--- START OF DATA SECTION ---
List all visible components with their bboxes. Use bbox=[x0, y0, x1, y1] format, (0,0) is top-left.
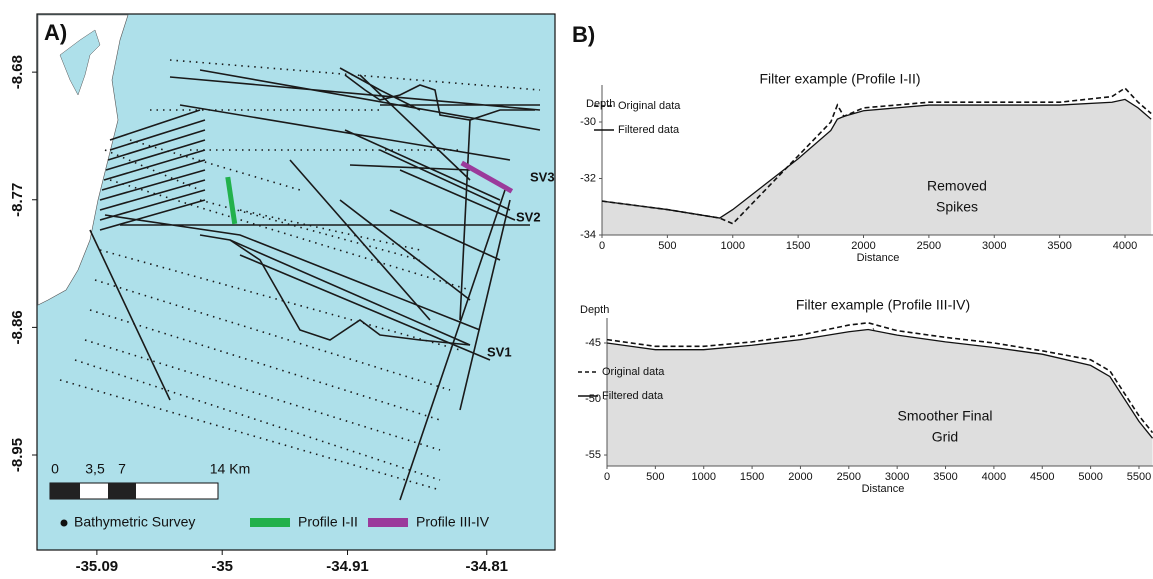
x-tick-label: 500 bbox=[658, 240, 676, 252]
legend-swatch bbox=[250, 518, 290, 527]
x-tick-label: 4000 bbox=[982, 471, 1006, 483]
scale-label: 0 bbox=[51, 461, 59, 477]
x-tick-label: -35.09 bbox=[76, 558, 119, 575]
panel-label: A) bbox=[44, 20, 67, 45]
scale-bar-segment bbox=[50, 483, 80, 499]
scale-label: 7 bbox=[118, 461, 126, 477]
panel-label: B) bbox=[572, 22, 595, 47]
scale-bar-segment bbox=[108, 483, 136, 499]
site-label: SV2 bbox=[516, 209, 541, 224]
x-tick-label: 0 bbox=[604, 471, 610, 483]
scale-label: 3,5 bbox=[85, 461, 105, 477]
legend-label: Profile I-II bbox=[298, 514, 358, 530]
legend-label: Filtered data bbox=[618, 124, 680, 136]
x-tick-label: -34.91 bbox=[326, 558, 369, 575]
y-axis-label: Depth bbox=[580, 304, 609, 316]
x-tick-label: 3000 bbox=[982, 240, 1006, 252]
annotation: Grid bbox=[932, 429, 958, 445]
x-tick-label: 0 bbox=[599, 240, 605, 252]
chart-title: Filter example (Profile III-IV) bbox=[796, 297, 970, 313]
x-tick-label: 1500 bbox=[786, 240, 810, 252]
area-fill bbox=[602, 99, 1152, 236]
y-tick-label: -8.77 bbox=[9, 183, 26, 217]
x-tick-label: 1500 bbox=[740, 471, 764, 483]
y-tick-label: -34 bbox=[580, 229, 596, 241]
annotation: Removed bbox=[927, 178, 987, 194]
x-tick-label: 5500 bbox=[1127, 471, 1151, 483]
x-tick-label: 2500 bbox=[837, 471, 861, 483]
profile-line bbox=[460, 160, 514, 194]
x-axis-label: Distance bbox=[862, 483, 905, 495]
y-tick-label: -30 bbox=[580, 116, 596, 128]
profile-curve bbox=[601, 87, 1152, 225]
y-tick-label: -45 bbox=[585, 337, 601, 349]
legend-label: Profile III-IV bbox=[416, 514, 490, 530]
scale-label: 14 Km bbox=[210, 461, 250, 477]
annotation: Smoother Final bbox=[898, 408, 993, 424]
x-tick-label: 2500 bbox=[917, 240, 941, 252]
profile-line bbox=[225, 176, 238, 225]
x-tick-label: 2000 bbox=[851, 240, 875, 252]
x-tick-label: 1000 bbox=[691, 471, 715, 483]
y-tick-label: -8.95 bbox=[9, 438, 26, 472]
legend-label: Original data bbox=[602, 366, 665, 378]
chart-title: Filter example (Profile I-II) bbox=[759, 71, 920, 87]
x-tick-label: -34.81 bbox=[465, 558, 508, 575]
x-tick-label: 5000 bbox=[1078, 471, 1102, 483]
x-tick-label: 3500 bbox=[1047, 240, 1071, 252]
legend-swatch bbox=[368, 518, 408, 527]
survey-tracks bbox=[59, 59, 541, 501]
x-tick-label: 4500 bbox=[1030, 471, 1054, 483]
y-tick-label: -55 bbox=[585, 449, 601, 461]
y-tick-label: -8.86 bbox=[9, 310, 26, 344]
x-tick-label: 500 bbox=[646, 471, 664, 483]
legend-marker bbox=[60, 519, 68, 527]
y-tick-label: -32 bbox=[580, 172, 596, 184]
coast bbox=[37, 14, 129, 306]
legend-label: Filtered data bbox=[602, 390, 664, 402]
legend-label: Original data bbox=[618, 100, 681, 112]
annotation: Spikes bbox=[936, 199, 978, 215]
profile-curve bbox=[601, 98, 1152, 219]
profile-curve bbox=[606, 322, 1153, 434]
x-tick-label: 3500 bbox=[933, 471, 957, 483]
x-tick-label: -35 bbox=[211, 558, 233, 575]
site-label: SV3 bbox=[530, 169, 555, 184]
area-fill bbox=[607, 329, 1153, 466]
site-label: SV1 bbox=[487, 344, 512, 359]
x-tick-label: 1000 bbox=[721, 240, 745, 252]
x-tick-label: 3000 bbox=[885, 471, 909, 483]
x-tick-label: 2000 bbox=[788, 471, 812, 483]
y-axis-label: Depth bbox=[586, 98, 615, 110]
x-axis-label: Distance bbox=[857, 252, 900, 264]
x-tick-label: 4000 bbox=[1113, 240, 1137, 252]
map-panel bbox=[36, 13, 556, 551]
estuary bbox=[59, 29, 101, 96]
legend-label: Bathymetric Survey bbox=[74, 514, 195, 530]
profile-curve bbox=[606, 328, 1153, 439]
y-tick-label: -8.68 bbox=[9, 55, 26, 89]
y-tick-label: -50 bbox=[585, 393, 601, 405]
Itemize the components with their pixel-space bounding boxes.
--- END OF DATA SECTION ---
CHALLENGE
Could you express the stretch of entries from the line containing "x-tick-label: 500 bbox=[658, 240, 676, 252]" through the line containing "scale-label: 3,5 bbox=[85, 461, 105, 477]" as a JSON list of strings, one string per line and with blank lines omitted?

TASK RESPONSE
[
  "x-tick-label: 500 bbox=[658, 240, 676, 252]",
  "legend-swatch bbox=[250, 518, 290, 527]",
  "x-tick-label: 4000 bbox=[982, 471, 1006, 483]",
  "scale-label: 0 bbox=[51, 461, 59, 477]",
  "x-tick-label: -35.09 bbox=[76, 558, 119, 575]",
  "panel-label: A) bbox=[44, 20, 67, 45]",
  "scale-bar-segment bbox=[50, 483, 80, 499]",
  "scale-label: 7 bbox=[118, 461, 126, 477]",
  "panel-label: B) bbox=[572, 22, 595, 47]",
  "scale-bar-segment bbox=[108, 483, 136, 499]",
  "site-label: SV2 bbox=[516, 209, 541, 224]",
  "x-tick-label: 0 bbox=[604, 471, 610, 483]",
  "scale-label: 3,5 bbox=[85, 461, 105, 477]"
]